### THE TASK
Leave out the pictures and give back all the entries exactly as written.

INPUT RECORDS Block Start

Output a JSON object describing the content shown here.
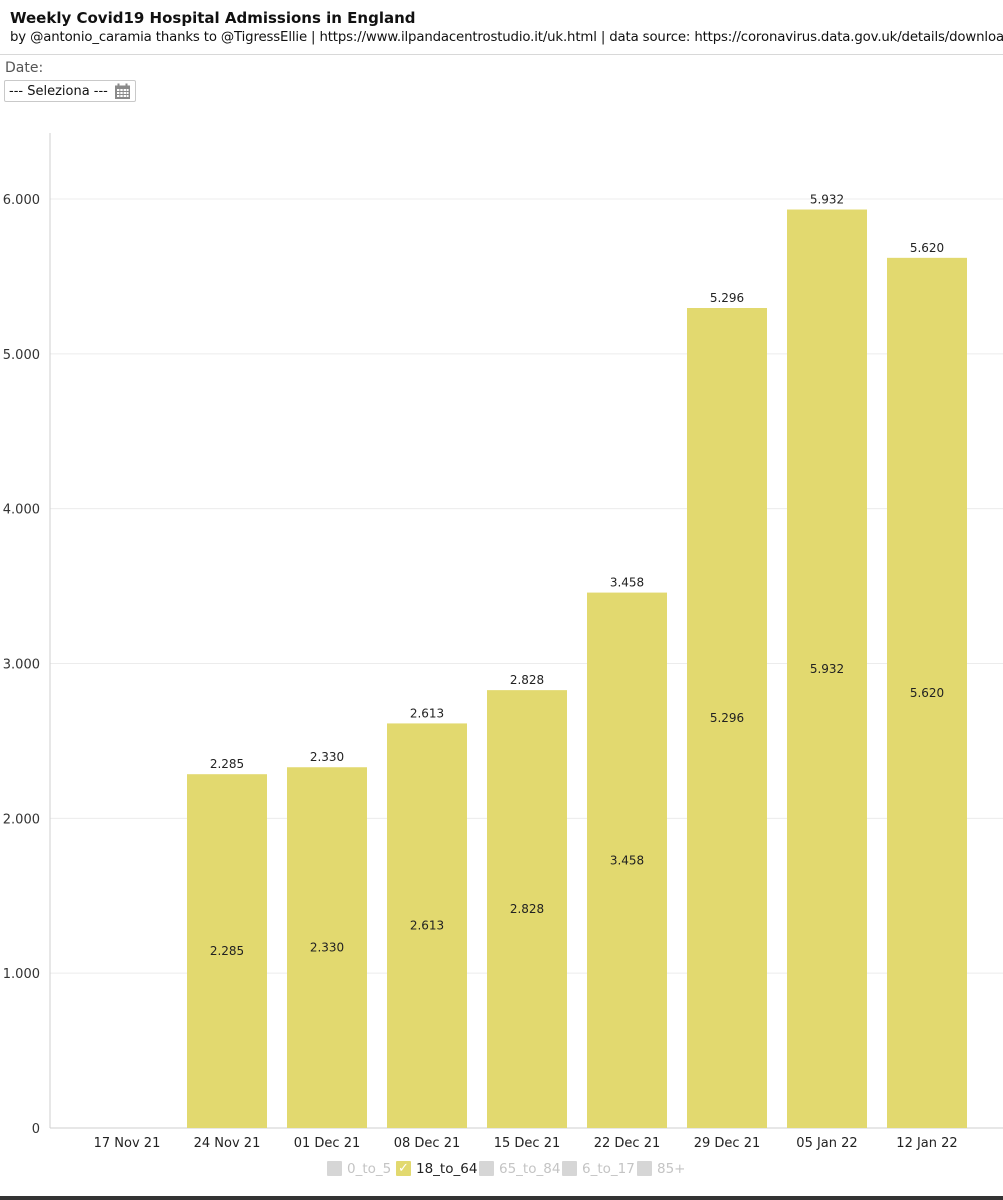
{
  "header": {
    "title": "Weekly Covid19 Hospital Admissions in England",
    "subtitle": "by @antonio_caramia thanks to @TigressEllie | https://www.ilpandacentrostudio.it/uk.html | data source: https://coronavirus.data.gov.uk/details/download"
  },
  "filter": {
    "label": "Date:",
    "select_value": "--- Seleziona ---",
    "icon": "calendar-icon"
  },
  "colors": {
    "bar": "#e2d96f",
    "grid": "#ececec",
    "axis": "#cfcfcf",
    "legend_inactive": "#d6d6d6",
    "legend_inactive_text": "#c4c4c4"
  },
  "chart_data": {
    "type": "bar",
    "title": "",
    "xlabel": "",
    "ylabel": "",
    "ylim": [
      0,
      6000
    ],
    "yticks": [
      0,
      1000,
      2000,
      3000,
      4000,
      5000,
      6000
    ],
    "ytick_labels": [
      "0",
      "1.000",
      "2.000",
      "3.000",
      "4.000",
      "5.000",
      "6.000"
    ],
    "categories": [
      "17 Nov 21",
      "24 Nov 21",
      "01 Dec 21",
      "08 Dec 21",
      "15 Dec 21",
      "22 Dec 21",
      "29 Dec 21",
      "05 Jan 22",
      "12 Jan 22"
    ],
    "series": [
      {
        "name": "18_to_64",
        "values": [
          null,
          2285,
          2330,
          2613,
          2828,
          3458,
          5296,
          5932,
          5620
        ],
        "top_labels": [
          "",
          "2.285",
          "2.330",
          "2.613",
          "2.828",
          "3.458",
          "5.296",
          "5.932",
          "5.620"
        ],
        "inner_labels": [
          "",
          "2.285",
          "2.330",
          "2.613",
          "2.828",
          "3.458",
          "5.296",
          "5.932",
          "5.620"
        ]
      }
    ],
    "grid": true,
    "legend_position": "bottom-center",
    "legend": [
      {
        "name": "0_to_5",
        "active": false
      },
      {
        "name": "18_to_64",
        "active": true
      },
      {
        "name": "65_to_84",
        "active": false
      },
      {
        "name": "6_to_17",
        "active": false
      },
      {
        "name": "85+",
        "active": false
      }
    ]
  }
}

INPUT RECORDS Block End

### RESPONSE FOR THIS EXERCISE
Output a JSON object describing the content shown here.
{
  "header": {
    "title": "Weekly Covid19 Hospital Admissions in England",
    "subtitle": "by @antonio_caramia thanks to @TigressEllie | https://www.ilpandacentrostudio.it/uk.html | data source: https://coronavirus.data.gov.uk/details/download"
  },
  "filter": {
    "label": "Date:",
    "select_value": "--- Seleziona ---",
    "icon": "calendar-icon"
  },
  "colors": {
    "bar": "#e2d96f",
    "grid": "#ececec",
    "axis": "#cfcfcf",
    "legend_inactive": "#d6d6d6",
    "legend_inactive_text": "#c4c4c4"
  },
  "chart_data": {
    "type": "bar",
    "title": "",
    "xlabel": "",
    "ylabel": "",
    "ylim": [
      0,
      6000
    ],
    "yticks": [
      0,
      1000,
      2000,
      3000,
      4000,
      5000,
      6000
    ],
    "ytick_labels": [
      "0",
      "1.000",
      "2.000",
      "3.000",
      "4.000",
      "5.000",
      "6.000"
    ],
    "categories": [
      "17 Nov 21",
      "24 Nov 21",
      "01 Dec 21",
      "08 Dec 21",
      "15 Dec 21",
      "22 Dec 21",
      "29 Dec 21",
      "05 Jan 22",
      "12 Jan 22"
    ],
    "series": [
      {
        "name": "18_to_64",
        "values": [
          null,
          2285,
          2330,
          2613,
          2828,
          3458,
          5296,
          5932,
          5620
        ],
        "top_labels": [
          "",
          "2.285",
          "2.330",
          "2.613",
          "2.828",
          "3.458",
          "5.296",
          "5.932",
          "5.620"
        ],
        "inner_labels": [
          "",
          "2.285",
          "2.330",
          "2.613",
          "2.828",
          "3.458",
          "5.296",
          "5.932",
          "5.620"
        ]
      }
    ],
    "grid": true,
    "legend_position": "bottom-center",
    "legend": [
      {
        "name": "0_to_5",
        "active": false
      },
      {
        "name": "18_to_64",
        "active": true
      },
      {
        "name": "65_to_84",
        "active": false
      },
      {
        "name": "6_to_17",
        "active": false
      },
      {
        "name": "85+",
        "active": false
      }
    ]
  }
}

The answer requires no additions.